**Request:** Locate each line with the string "ADMIN" in the listing below and copy it.

Collection entries

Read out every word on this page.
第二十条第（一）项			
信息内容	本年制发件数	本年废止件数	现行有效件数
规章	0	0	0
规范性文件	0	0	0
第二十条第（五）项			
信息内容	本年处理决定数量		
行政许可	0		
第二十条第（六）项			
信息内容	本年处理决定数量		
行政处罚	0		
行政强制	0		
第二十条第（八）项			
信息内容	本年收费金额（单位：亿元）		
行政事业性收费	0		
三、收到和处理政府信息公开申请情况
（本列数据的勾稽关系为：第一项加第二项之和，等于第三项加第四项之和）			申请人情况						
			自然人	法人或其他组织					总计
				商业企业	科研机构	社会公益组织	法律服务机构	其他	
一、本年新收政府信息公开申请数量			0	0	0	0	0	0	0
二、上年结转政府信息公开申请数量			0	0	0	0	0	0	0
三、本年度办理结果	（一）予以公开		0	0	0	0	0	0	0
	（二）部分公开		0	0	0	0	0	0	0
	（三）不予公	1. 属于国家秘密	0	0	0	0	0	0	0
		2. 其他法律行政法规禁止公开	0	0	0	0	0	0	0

---

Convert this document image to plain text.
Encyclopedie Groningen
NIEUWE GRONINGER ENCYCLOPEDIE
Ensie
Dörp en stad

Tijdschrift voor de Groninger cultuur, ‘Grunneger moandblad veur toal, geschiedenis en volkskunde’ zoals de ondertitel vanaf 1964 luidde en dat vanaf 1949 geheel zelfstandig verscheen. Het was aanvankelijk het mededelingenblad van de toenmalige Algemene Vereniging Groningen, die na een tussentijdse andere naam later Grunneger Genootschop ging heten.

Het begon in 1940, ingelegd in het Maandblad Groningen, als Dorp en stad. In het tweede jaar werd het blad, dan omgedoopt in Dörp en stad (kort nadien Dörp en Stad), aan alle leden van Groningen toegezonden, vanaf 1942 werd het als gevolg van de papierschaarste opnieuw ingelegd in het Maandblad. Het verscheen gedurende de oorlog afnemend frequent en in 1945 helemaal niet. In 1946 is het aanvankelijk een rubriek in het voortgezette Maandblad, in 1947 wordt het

--

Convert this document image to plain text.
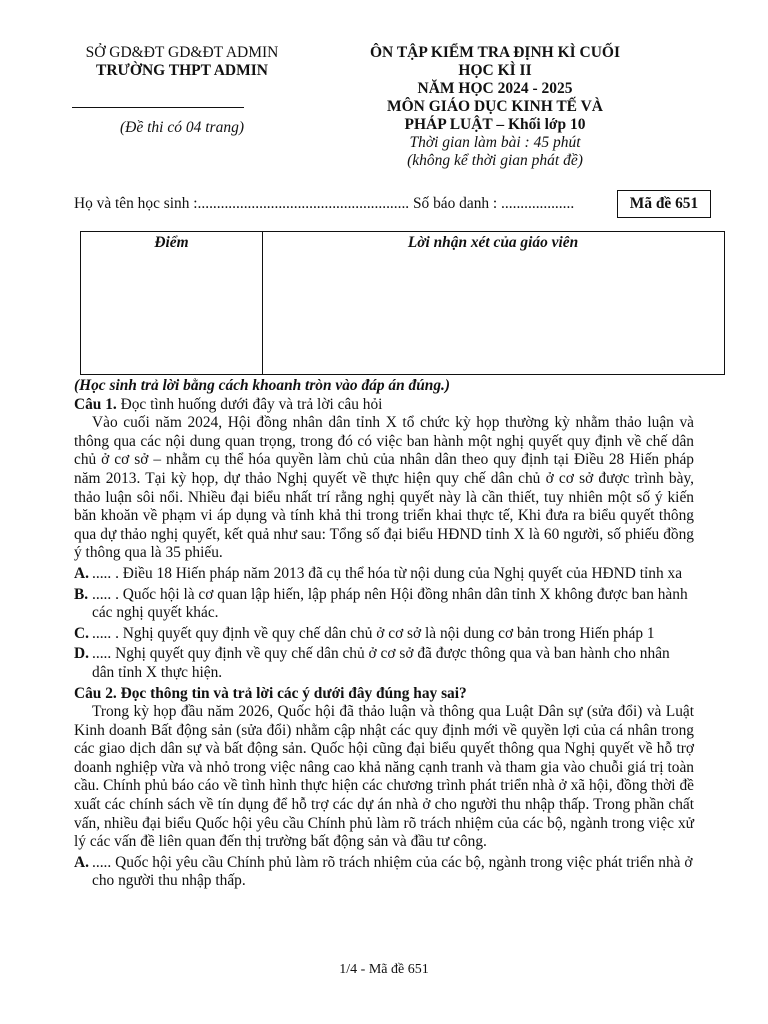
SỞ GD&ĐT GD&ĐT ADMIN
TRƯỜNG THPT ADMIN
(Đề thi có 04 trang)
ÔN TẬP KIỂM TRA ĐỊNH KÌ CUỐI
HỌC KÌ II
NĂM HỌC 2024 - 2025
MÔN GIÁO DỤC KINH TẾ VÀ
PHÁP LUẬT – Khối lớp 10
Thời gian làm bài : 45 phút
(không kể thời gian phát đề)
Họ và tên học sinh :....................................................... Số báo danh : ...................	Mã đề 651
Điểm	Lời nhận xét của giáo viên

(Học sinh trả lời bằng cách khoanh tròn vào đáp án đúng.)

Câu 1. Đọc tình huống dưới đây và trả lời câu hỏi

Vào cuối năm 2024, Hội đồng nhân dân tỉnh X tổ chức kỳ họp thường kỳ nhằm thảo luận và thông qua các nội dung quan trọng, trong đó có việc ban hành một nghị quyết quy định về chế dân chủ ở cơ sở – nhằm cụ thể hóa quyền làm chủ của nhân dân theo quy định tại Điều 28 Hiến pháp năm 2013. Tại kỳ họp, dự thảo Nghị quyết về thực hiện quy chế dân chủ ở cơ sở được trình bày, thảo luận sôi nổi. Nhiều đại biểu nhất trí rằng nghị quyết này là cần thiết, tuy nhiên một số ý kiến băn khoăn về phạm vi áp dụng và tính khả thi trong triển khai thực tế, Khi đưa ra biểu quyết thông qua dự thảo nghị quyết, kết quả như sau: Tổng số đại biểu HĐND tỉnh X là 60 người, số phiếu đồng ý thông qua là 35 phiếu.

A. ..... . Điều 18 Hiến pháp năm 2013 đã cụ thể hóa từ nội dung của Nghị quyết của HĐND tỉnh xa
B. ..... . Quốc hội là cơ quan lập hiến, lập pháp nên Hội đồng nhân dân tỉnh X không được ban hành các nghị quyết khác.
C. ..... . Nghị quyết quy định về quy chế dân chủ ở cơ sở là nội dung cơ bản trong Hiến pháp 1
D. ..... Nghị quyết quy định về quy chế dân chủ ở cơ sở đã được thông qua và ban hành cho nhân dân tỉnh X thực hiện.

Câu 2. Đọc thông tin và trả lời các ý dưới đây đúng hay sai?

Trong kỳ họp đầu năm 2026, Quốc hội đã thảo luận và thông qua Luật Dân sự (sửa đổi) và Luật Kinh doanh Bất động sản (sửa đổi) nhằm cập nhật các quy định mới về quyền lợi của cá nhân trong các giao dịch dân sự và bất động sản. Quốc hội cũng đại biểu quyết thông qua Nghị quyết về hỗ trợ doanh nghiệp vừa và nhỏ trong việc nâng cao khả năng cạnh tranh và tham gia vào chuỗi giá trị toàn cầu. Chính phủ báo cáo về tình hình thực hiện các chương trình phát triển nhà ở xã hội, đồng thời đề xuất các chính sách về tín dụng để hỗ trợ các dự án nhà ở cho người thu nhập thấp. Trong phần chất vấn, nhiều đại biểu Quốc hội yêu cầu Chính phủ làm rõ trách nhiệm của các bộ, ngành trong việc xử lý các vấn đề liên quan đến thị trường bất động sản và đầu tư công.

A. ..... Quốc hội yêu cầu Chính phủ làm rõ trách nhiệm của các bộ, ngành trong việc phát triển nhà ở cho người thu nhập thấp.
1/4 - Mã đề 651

**Exercise result:**
SỞ GD&ĐT GD&ĐT ADMIN
TRƯỜNG THPT ADMIN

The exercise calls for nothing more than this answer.